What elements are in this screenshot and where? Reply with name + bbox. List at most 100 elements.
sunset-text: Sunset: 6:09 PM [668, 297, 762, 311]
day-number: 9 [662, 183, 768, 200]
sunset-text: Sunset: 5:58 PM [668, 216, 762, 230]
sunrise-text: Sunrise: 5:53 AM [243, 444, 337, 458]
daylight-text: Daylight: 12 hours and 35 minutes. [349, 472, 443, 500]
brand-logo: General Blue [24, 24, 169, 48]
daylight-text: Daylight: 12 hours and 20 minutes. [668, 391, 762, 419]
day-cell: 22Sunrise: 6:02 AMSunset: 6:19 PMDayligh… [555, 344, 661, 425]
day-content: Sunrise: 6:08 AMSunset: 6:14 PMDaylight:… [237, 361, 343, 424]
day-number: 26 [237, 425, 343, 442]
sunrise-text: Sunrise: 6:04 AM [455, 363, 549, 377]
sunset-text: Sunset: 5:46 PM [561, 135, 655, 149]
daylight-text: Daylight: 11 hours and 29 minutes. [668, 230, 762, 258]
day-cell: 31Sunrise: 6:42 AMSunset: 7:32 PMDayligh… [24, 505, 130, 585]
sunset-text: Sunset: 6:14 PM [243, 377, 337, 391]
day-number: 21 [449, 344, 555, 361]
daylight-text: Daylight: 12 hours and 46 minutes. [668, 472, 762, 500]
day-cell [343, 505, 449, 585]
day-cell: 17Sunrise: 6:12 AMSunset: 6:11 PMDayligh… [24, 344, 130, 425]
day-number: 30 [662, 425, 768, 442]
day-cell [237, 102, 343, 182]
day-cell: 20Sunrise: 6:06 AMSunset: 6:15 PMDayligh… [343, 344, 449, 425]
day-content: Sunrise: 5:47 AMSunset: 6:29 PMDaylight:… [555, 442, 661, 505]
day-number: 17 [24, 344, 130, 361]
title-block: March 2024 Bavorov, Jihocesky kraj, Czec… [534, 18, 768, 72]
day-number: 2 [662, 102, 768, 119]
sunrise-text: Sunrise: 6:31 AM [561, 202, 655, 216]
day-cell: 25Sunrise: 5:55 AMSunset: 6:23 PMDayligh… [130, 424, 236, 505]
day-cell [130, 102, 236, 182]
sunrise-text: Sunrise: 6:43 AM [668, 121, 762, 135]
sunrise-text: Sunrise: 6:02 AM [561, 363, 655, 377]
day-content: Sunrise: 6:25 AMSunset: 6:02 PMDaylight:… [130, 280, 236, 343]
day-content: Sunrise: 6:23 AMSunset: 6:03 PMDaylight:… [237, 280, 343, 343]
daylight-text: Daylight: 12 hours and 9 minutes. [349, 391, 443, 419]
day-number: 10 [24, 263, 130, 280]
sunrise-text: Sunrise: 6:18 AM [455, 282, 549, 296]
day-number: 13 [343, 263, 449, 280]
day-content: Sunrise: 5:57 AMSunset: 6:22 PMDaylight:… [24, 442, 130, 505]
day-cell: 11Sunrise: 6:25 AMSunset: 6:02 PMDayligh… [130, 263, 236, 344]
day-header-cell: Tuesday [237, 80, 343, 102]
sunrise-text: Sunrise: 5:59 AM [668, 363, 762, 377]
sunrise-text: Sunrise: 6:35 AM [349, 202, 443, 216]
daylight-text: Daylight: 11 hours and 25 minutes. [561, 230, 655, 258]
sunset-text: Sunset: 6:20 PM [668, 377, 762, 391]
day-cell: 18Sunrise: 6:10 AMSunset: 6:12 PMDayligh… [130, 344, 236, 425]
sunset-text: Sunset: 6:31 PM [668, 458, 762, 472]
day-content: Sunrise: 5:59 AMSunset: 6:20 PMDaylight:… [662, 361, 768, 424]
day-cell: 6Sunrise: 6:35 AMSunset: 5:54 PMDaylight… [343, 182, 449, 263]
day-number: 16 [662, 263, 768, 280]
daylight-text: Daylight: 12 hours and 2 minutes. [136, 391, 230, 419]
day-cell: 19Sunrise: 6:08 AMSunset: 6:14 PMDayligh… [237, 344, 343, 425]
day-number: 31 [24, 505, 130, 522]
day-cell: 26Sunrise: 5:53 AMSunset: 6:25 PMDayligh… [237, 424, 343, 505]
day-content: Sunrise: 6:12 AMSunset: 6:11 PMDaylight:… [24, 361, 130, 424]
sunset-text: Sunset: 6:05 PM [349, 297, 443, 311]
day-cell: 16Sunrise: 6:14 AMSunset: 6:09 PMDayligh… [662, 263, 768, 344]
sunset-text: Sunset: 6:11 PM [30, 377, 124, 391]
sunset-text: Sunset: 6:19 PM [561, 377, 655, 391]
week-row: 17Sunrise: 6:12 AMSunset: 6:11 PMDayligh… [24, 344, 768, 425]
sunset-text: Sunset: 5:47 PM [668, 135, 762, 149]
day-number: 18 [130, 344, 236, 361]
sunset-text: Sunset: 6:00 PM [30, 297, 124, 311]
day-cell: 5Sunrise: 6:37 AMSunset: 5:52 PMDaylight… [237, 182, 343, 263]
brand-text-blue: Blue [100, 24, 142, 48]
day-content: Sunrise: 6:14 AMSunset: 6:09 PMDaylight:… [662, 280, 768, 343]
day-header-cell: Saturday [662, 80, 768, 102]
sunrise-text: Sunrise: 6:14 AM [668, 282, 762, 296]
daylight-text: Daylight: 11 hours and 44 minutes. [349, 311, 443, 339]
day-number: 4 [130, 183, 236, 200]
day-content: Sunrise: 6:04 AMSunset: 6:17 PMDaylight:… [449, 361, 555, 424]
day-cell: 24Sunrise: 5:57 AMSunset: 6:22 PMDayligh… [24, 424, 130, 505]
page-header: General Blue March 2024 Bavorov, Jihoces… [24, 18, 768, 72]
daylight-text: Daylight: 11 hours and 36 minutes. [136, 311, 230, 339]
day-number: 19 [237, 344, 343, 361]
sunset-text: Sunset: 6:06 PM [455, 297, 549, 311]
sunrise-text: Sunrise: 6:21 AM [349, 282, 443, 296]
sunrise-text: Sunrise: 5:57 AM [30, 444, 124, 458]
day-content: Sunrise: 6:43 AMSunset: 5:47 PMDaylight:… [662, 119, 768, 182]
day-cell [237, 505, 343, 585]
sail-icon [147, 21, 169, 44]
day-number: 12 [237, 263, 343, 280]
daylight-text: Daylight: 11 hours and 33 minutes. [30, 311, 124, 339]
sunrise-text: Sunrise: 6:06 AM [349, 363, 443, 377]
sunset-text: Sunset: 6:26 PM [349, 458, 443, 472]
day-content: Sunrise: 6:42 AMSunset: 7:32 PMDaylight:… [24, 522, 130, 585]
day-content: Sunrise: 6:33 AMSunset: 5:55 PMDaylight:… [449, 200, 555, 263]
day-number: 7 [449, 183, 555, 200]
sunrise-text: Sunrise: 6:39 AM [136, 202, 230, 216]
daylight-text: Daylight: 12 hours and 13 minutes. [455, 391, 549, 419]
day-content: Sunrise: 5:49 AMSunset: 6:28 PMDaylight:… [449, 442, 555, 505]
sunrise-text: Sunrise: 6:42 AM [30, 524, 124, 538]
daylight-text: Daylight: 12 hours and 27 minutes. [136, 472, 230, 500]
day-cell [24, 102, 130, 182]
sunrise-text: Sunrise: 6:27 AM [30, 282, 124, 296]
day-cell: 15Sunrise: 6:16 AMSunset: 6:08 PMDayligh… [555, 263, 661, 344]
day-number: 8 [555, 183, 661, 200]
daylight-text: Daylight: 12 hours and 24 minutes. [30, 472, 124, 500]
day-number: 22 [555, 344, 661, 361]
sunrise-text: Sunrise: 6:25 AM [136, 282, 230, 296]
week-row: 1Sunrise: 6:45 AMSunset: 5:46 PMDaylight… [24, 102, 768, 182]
──────────────────────────────
- _TO DO_
Rewrite all of the rows above, changing every "sunset-text" to "sunset-label" and leaving everything else as it is.

- _TASK SOLUTION_
What elements are in this screenshot and where? Reply with name + bbox. List at most 100 elements.
sunset-label: Sunset: 6:09 PM [668, 297, 762, 311]
day-number: 9 [662, 183, 768, 200]
sunset-label: Sunset: 5:58 PM [668, 216, 762, 230]
sunrise-text: Sunrise: 5:53 AM [243, 444, 337, 458]
daylight-text: Daylight: 12 hours and 35 minutes. [349, 472, 443, 500]
brand-logo: General Blue [24, 24, 169, 48]
daylight-text: Daylight: 12 hours and 20 minutes. [668, 391, 762, 419]
day-cell: 22Sunrise: 6:02 AMSunset: 6:19 PMDayligh… [555, 344, 661, 425]
day-content: Sunrise: 6:08 AMSunset: 6:14 PMDaylight:… [237, 361, 343, 424]
day-number: 26 [237, 425, 343, 442]
sunrise-text: Sunrise: 6:04 AM [455, 363, 549, 377]
sunset-label: Sunset: 5:46 PM [561, 135, 655, 149]
daylight-text: Daylight: 11 hours and 29 minutes. [668, 230, 762, 258]
day-cell: 31Sunrise: 6:42 AMSunset: 7:32 PMDayligh… [24, 505, 130, 585]
sunset-label: Sunset: 6:14 PM [243, 377, 337, 391]
day-number: 21 [449, 344, 555, 361]
daylight-text: Daylight: 12 hours and 46 minutes. [668, 472, 762, 500]
day-cell [343, 505, 449, 585]
day-cell: 17Sunrise: 6:12 AMSunset: 6:11 PMDayligh… [24, 344, 130, 425]
day-number: 30 [662, 425, 768, 442]
day-cell [237, 102, 343, 182]
day-cell: 20Sunrise: 6:06 AMSunset: 6:15 PMDayligh… [343, 344, 449, 425]
day-content: Sunrise: 5:47 AMSunset: 6:29 PMDaylight:… [555, 442, 661, 505]
day-number: 17 [24, 344, 130, 361]
title-block: March 2024 Bavorov, Jihocesky kraj, Czec… [534, 18, 768, 72]
day-number: 2 [662, 102, 768, 119]
sunrise-text: Sunrise: 6:31 AM [561, 202, 655, 216]
day-cell: 25Sunrise: 5:55 AMSunset: 6:23 PMDayligh… [130, 424, 236, 505]
day-cell [130, 102, 236, 182]
sunrise-text: Sunrise: 6:43 AM [668, 121, 762, 135]
sunrise-text: Sunrise: 6:02 AM [561, 363, 655, 377]
day-content: Sunrise: 6:25 AMSunset: 6:02 PMDaylight:… [130, 280, 236, 343]
day-content: Sunrise: 6:23 AMSunset: 6:03 PMDaylight:… [237, 280, 343, 343]
daylight-text: Daylight: 12 hours and 9 minutes. [349, 391, 443, 419]
day-number: 10 [24, 263, 130, 280]
sunrise-text: Sunrise: 6:18 AM [455, 282, 549, 296]
day-number: 13 [343, 263, 449, 280]
day-content: Sunrise: 5:57 AMSunset: 6:22 PMDaylight:… [24, 442, 130, 505]
day-cell: 11Sunrise: 6:25 AMSunset: 6:02 PMDayligh… [130, 263, 236, 344]
day-header-cell: Tuesday [237, 80, 343, 102]
sunrise-text: Sunrise: 5:59 AM [668, 363, 762, 377]
sunrise-text: Sunrise: 6:35 AM [349, 202, 443, 216]
daylight-text: Daylight: 11 hours and 25 minutes. [561, 230, 655, 258]
sunset-label: Sunset: 6:20 PM [668, 377, 762, 391]
day-cell: 18Sunrise: 6:10 AMSunset: 6:12 PMDayligh… [130, 344, 236, 425]
sunset-label: Sunset: 6:31 PM [668, 458, 762, 472]
day-content: Sunrise: 5:59 AMSunset: 6:20 PMDaylight:… [662, 361, 768, 424]
day-cell: 6Sunrise: 6:35 AMSunset: 5:54 PMDaylight… [343, 182, 449, 263]
day-number: 16 [662, 263, 768, 280]
daylight-text: Daylight: 12 hours and 2 minutes. [136, 391, 230, 419]
day-cell: 19Sunrise: 6:08 AMSunset: 6:14 PMDayligh… [237, 344, 343, 425]
day-number: 31 [24, 505, 130, 522]
day-cell: 26Sunrise: 5:53 AMSunset: 6:25 PMDayligh… [237, 424, 343, 505]
day-content: Sunrise: 6:12 AMSunset: 6:11 PMDaylight:… [24, 361, 130, 424]
sunset-label: Sunset: 6:05 PM [349, 297, 443, 311]
day-cell: 16Sunrise: 6:14 AMSunset: 6:09 PMDayligh… [662, 263, 768, 344]
sunset-label: Sunset: 6:11 PM [30, 377, 124, 391]
sunset-label: Sunset: 6:19 PM [561, 377, 655, 391]
week-row: 17Sunrise: 6:12 AMSunset: 6:11 PMDayligh… [24, 344, 768, 425]
sunset-label: Sunset: 5:47 PM [668, 135, 762, 149]
day-number: 18 [130, 344, 236, 361]
sunset-label: Sunset: 6:00 PM [30, 297, 124, 311]
day-cell: 5Sunrise: 6:37 AMSunset: 5:52 PMDaylight… [237, 182, 343, 263]
brand-text-blue: Blue [100, 24, 142, 48]
day-content: Sunrise: 6:14 AMSunset: 6:09 PMDaylight:… [662, 280, 768, 343]
day-header-cell: Saturday [662, 80, 768, 102]
sunrise-text: Sunrise: 6:14 AM [668, 282, 762, 296]
daylight-text: Daylight: 11 hours and 44 minutes. [349, 311, 443, 339]
day-number: 4 [130, 183, 236, 200]
day-content: Sunrise: 6:04 AMSunset: 6:17 PMDaylight:… [449, 361, 555, 424]
day-cell: 24Sunrise: 5:57 AMSunset: 6:22 PMDayligh… [24, 424, 130, 505]
page-header: General Blue March 2024 Bavorov, Jihoces… [24, 18, 768, 72]
daylight-text: Daylight: 11 hours and 36 minutes. [136, 311, 230, 339]
day-number: 19 [237, 344, 343, 361]
sunset-label: Sunset: 6:06 PM [455, 297, 549, 311]
sunrise-text: Sunrise: 6:21 AM [349, 282, 443, 296]
sunrise-text: Sunrise: 5:57 AM [30, 444, 124, 458]
day-content: Sunrise: 6:43 AMSunset: 5:47 PMDaylight:… [662, 119, 768, 182]
day-cell [237, 505, 343, 585]
sail-icon [147, 21, 169, 44]
day-number: 12 [237, 263, 343, 280]
daylight-text: Daylight: 11 hours and 33 minutes. [30, 311, 124, 339]
sunrise-text: Sunrise: 6:06 AM [349, 363, 443, 377]
sunset-label: Sunset: 6:26 PM [349, 458, 443, 472]
day-content: Sunrise: 6:42 AMSunset: 7:32 PMDaylight:… [24, 522, 130, 585]
day-content: Sunrise: 6:33 AMSunset: 5:55 PMDaylight:… [449, 200, 555, 263]
day-number: 7 [449, 183, 555, 200]
sunrise-text: Sunrise: 6:39 AM [136, 202, 230, 216]
daylight-text: Daylight: 12 hours and 13 minutes. [455, 391, 549, 419]
day-content: Sunrise: 5:49 AMSunset: 6:28 PMDaylight:… [449, 442, 555, 505]
sunrise-text: Sunrise: 6:42 AM [30, 524, 124, 538]
daylight-text: Daylight: 12 hours and 27 minutes. [136, 472, 230, 500]
day-cell [24, 102, 130, 182]
sunrise-text: Sunrise: 6:27 AM [30, 282, 124, 296]
day-cell: 15Sunrise: 6:16 AMSunset: 6:08 PMDayligh… [555, 263, 661, 344]
day-number: 8 [555, 183, 661, 200]
daylight-text: Daylight: 12 hours and 24 minutes. [30, 472, 124, 500]
day-number: 22 [555, 344, 661, 361]
sunrise-text: Sunrise: 6:25 AM [136, 282, 230, 296]
week-row: 1Sunrise: 6:45 AMSunset: 5:46 PMDaylight… [24, 102, 768, 182]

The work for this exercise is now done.